TASK PROMPT =>
Entries follow. Set all of them down as they stand.

Stored items from a collection:
------
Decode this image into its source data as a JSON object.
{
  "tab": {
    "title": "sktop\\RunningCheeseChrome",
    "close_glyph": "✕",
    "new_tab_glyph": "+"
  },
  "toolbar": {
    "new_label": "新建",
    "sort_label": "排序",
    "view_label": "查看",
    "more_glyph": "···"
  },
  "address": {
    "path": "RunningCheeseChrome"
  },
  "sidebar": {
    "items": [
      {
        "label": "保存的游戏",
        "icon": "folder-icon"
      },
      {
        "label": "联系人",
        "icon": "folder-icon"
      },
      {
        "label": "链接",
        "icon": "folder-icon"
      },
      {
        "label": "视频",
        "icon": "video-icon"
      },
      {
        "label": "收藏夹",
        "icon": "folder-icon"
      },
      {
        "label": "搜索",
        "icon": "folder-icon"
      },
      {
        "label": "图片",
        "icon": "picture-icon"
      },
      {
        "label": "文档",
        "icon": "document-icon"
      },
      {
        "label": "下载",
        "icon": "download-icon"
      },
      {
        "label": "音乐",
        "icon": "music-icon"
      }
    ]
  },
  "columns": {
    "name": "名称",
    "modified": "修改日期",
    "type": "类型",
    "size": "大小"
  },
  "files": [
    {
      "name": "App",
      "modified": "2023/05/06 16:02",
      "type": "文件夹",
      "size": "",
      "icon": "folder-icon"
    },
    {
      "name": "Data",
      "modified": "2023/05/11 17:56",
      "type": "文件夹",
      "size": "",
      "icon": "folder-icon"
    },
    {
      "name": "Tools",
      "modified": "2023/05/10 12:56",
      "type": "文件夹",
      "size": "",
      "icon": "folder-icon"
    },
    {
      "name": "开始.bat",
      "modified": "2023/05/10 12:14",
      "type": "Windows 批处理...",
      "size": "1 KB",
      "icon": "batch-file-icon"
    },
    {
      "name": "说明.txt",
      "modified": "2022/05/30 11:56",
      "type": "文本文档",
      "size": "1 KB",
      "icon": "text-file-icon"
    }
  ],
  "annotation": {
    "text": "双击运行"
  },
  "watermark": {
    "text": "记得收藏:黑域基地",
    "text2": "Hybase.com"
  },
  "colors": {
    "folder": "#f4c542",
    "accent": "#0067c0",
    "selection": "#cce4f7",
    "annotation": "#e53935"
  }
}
------
WORKED SOLUTION =>
Decode this image into its source data as a JSON object.
{
  "tab": {
    "title": "sktop\\RunningCheeseChrome",
    "close_glyph": "✕",
    "new_tab_glyph": "+"
  },
  "toolbar": {
    "new_label": "新建",
    "sort_label": "排序",
    "view_label": "查看",
    "more_glyph": "···"
  },
  "address": {
    "path": "RunningCheeseChrome"
  },
  "sidebar": {
    "items": [
      {
        "label": "保存的游戏",
        "icon": "folder-icon"
      },
      {
        "label": "联系人",
        "icon": "folder-icon"
      },
      {
        "label": "链接",
        "icon": "folder-icon"
      },
      {
        "label": "视频",
        "icon": "video-icon"
      },
      {
        "label": "收藏夹",
        "icon": "folder-icon"
      },
      {
        "label": "搜索",
        "icon": "folder-icon"
      },
      {
        "label": "图片",
        "icon": "picture-icon"
      },
      {
        "label": "文档",
        "icon": "document-icon"
      },
      {
        "label": "下载",
        "icon": "download-icon"
      },
      {
        "label": "音乐",
        "icon": "music-icon"
      }
    ]
  },
  "columns": {
    "name": "名称",
    "modified": "修改日期",
    "type": "类型",
    "size": "大小"
  },
  "files": [
    {
      "name": "App",
      "modified": "2023/05/06 16:02",
      "type": "文件夹",
      "size": "",
      "icon": "folder-icon"
    },
    {
      "name": "Data",
      "modified": "2023/05/11 17:56",
      "type": "文件夹",
      "size": "",
      "icon": "folder-icon"
    },
    {
      "name": "Tools",
      "modified": "2023/05/10 12:56",
      "type": "文件夹",
      "size": "",
      "icon": "folder-icon"
    },
    {
      "name": "开始.bat",
      "modified": "2023/05/10 12:14",
      "type": "Windows 批处理...",
      "size": "1 KB",
      "icon": "batch-file-icon"
    },
    {
      "name": "说明.txt",
      "modified": "2022/05/30 11:56",
      "type": "文本文档",
      "size": "1 KB",
      "icon": "text-file-icon"
    }
  ],
  "annotation": {
    "text": "双击运行"
  },
  "watermark": {
    "text": "记得收藏:黑域基地",
    "text2": "Hybase.com"
  },
  "colors": {
    "folder": "#f4c542",
    "accent": "#0067c0",
    "selection": "#cce4f7",
    "annotation": "#e53935"
  }
}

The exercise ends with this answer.